* Begin RECORD EXTRACTS *

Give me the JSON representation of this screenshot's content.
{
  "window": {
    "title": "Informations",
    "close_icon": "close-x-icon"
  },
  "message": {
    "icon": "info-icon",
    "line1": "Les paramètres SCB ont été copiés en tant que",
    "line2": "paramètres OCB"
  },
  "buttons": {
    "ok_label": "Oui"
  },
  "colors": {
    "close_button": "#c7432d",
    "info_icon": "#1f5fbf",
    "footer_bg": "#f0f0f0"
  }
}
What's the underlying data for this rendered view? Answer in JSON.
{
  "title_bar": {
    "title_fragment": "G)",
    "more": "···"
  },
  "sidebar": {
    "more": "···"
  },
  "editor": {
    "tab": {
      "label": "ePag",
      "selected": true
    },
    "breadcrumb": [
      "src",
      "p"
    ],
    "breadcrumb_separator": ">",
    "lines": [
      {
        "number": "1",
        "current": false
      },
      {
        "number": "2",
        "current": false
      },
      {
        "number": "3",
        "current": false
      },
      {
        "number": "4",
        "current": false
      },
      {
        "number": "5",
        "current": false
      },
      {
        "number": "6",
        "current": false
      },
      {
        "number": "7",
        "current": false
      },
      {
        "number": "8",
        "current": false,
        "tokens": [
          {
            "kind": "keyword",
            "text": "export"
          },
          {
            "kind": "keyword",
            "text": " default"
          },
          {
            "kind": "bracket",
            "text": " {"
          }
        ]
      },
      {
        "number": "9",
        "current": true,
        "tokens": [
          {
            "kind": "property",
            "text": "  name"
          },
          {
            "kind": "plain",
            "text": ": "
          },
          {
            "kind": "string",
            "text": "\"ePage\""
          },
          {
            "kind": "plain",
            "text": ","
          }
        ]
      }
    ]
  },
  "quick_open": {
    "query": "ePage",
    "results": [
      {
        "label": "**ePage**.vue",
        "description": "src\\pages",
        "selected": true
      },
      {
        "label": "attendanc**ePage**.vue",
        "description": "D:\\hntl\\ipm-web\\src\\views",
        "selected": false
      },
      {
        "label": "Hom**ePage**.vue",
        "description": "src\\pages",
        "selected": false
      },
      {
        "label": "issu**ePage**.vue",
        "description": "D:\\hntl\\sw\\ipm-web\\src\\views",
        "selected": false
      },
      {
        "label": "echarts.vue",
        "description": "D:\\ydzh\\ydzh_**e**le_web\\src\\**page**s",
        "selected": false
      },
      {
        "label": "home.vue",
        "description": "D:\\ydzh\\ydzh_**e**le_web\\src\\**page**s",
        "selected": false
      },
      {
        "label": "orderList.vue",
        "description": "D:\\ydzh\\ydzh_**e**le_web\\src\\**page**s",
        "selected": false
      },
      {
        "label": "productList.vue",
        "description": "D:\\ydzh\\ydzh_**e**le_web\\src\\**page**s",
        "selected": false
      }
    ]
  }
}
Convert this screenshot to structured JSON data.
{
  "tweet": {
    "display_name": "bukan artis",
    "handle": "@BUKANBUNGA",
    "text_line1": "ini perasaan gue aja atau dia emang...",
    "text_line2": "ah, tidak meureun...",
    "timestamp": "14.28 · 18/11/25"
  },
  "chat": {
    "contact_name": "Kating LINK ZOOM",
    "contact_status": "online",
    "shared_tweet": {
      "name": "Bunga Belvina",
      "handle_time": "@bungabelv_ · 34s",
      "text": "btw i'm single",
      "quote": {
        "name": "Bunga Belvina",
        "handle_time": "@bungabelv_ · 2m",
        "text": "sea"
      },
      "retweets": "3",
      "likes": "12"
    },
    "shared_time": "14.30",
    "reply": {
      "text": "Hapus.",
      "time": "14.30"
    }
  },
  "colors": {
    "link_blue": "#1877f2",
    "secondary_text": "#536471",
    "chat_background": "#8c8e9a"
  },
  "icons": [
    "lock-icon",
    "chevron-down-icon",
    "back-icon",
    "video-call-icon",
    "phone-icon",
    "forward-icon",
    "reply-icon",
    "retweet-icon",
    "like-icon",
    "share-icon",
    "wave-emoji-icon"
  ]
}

* End RECORD EXTRACTS *

■ TASK REQUIREMENTS:
Each record above should be output again exactly.

■ COMPLETED EXERCISE:
Give me the JSON representation of this screenshot's content.
{
  "window": {
    "title": "Informations",
    "close_icon": "close-x-icon"
  },
  "message": {
    "icon": "info-icon",
    "line1": "Les paramètres SCB ont été copiés en tant que",
    "line2": "paramètres OCB"
  },
  "buttons": {
    "ok_label": "Oui"
  },
  "colors": {
    "close_button": "#c7432d",
    "info_icon": "#1f5fbf",
    "footer_bg": "#f0f0f0"
  }
}
What's the underlying data for this rendered view? Answer in JSON.
{
  "title_bar": {
    "title_fragment": "G)",
    "more": "···"
  },
  "sidebar": {
    "more": "···"
  },
  "editor": {
    "tab": {
      "label": "ePag",
      "selected": true
    },
    "breadcrumb": [
      "src",
      "p"
    ],
    "breadcrumb_separator": ">",
    "lines": [
      {
        "number": "1",
        "current": false
      },
      {
        "number": "2",
        "current": false
      },
      {
        "number": "3",
        "current": false
      },
      {
        "number": "4",
        "current": false
      },
      {
        "number": "5",
        "current": false
      },
      {
        "number": "6",
        "current": false
      },
      {
        "number": "7",
        "current": false
      },
      {
        "number": "8",
        "current": false,
        "tokens": [
          {
            "kind": "keyword",
            "text": "export"
          },
          {
            "kind": "keyword",
            "text": " default"
          },
          {
            "kind": "bracket",
            "text": " {"
          }
        ]
      },
      {
        "number": "9",
        "current": true,
        "tokens": [
          {
            "kind": "property",
            "text": "  name"
          },
          {
            "kind": "plain",
            "text": ": "
          },
          {
            "kind": "string",
            "text": "\"ePage\""
          },
          {
            "kind": "plain",
            "text": ","
          }
        ]
      }
    ]
  },
  "quick_open": {
    "query": "ePage",
    "results": [
      {
        "label": "**ePage**.vue",
        "description": "src\\pages",
        "selected": true
      },
      {
        "label": "attendanc**ePage**.vue",
        "description": "D:\\hntl\\ipm-web\\src\\views",
        "selected": false
      },
      {
        "label": "Hom**ePage**.vue",
        "description": "src\\pages",
        "selected": false
      },
      {
        "label": "issu**ePage**.vue",
        "description": "D:\\hntl\\sw\\ipm-web\\src\\views",
        "selected": false
      },
      {
        "label": "echarts.vue",
        "description": "D:\\ydzh\\ydzh_**e**le_web\\src\\**page**s",
        "selected": false
      },
      {
        "label": "home.vue",
        "description": "D:\\ydzh\\ydzh_**e**le_web\\src\\**page**s",
        "selected": false
      },
      {
        "label": "orderList.vue",
        "description": "D:\\ydzh\\ydzh_**e**le_web\\src\\**page**s",
        "selected": false
      },
      {
        "label": "productList.vue",
        "description": "D:\\ydzh\\ydzh_**e**le_web\\src\\**page**s",
        "selected": false
      }
    ]
  }
}
Convert this screenshot to structured JSON data.
{
  "tweet": {
    "display_name": "bukan artis",
    "handle": "@BUKANBUNGA",
    "text_line1": "ini perasaan gue aja atau dia emang...",
    "text_line2": "ah, tidak meureun...",
    "timestamp": "14.28 · 18/11/25"
  },
  "chat": {
    "contact_name": "Kating LINK ZOOM",
    "contact_status": "online",
    "shared_tweet": {
      "name": "Bunga Belvina",
      "handle_time": "@bungabelv_ · 34s",
      "text": "btw i'm single",
      "quote": {
        "name": "Bunga Belvina",
        "handle_time": "@bungabelv_ · 2m",
        "text": "sea"
      },
      "retweets": "3",
      "likes": "12"
    },
    "shared_time": "14.30",
    "reply": {
      "text": "Hapus.",
      "time": "14.30"
    }
  },
  "colors": {
    "link_blue": "#1877f2",
    "secondary_text": "#536471",
    "chat_background": "#8c8e9a"
  },
  "icons": [
    "lock-icon",
    "chevron-down-icon",
    "back-icon",
    "video-call-icon",
    "phone-icon",
    "forward-icon",
    "reply-icon",
    "retweet-icon",
    "like-icon",
    "share-icon",
    "wave-emoji-icon"
  ]
}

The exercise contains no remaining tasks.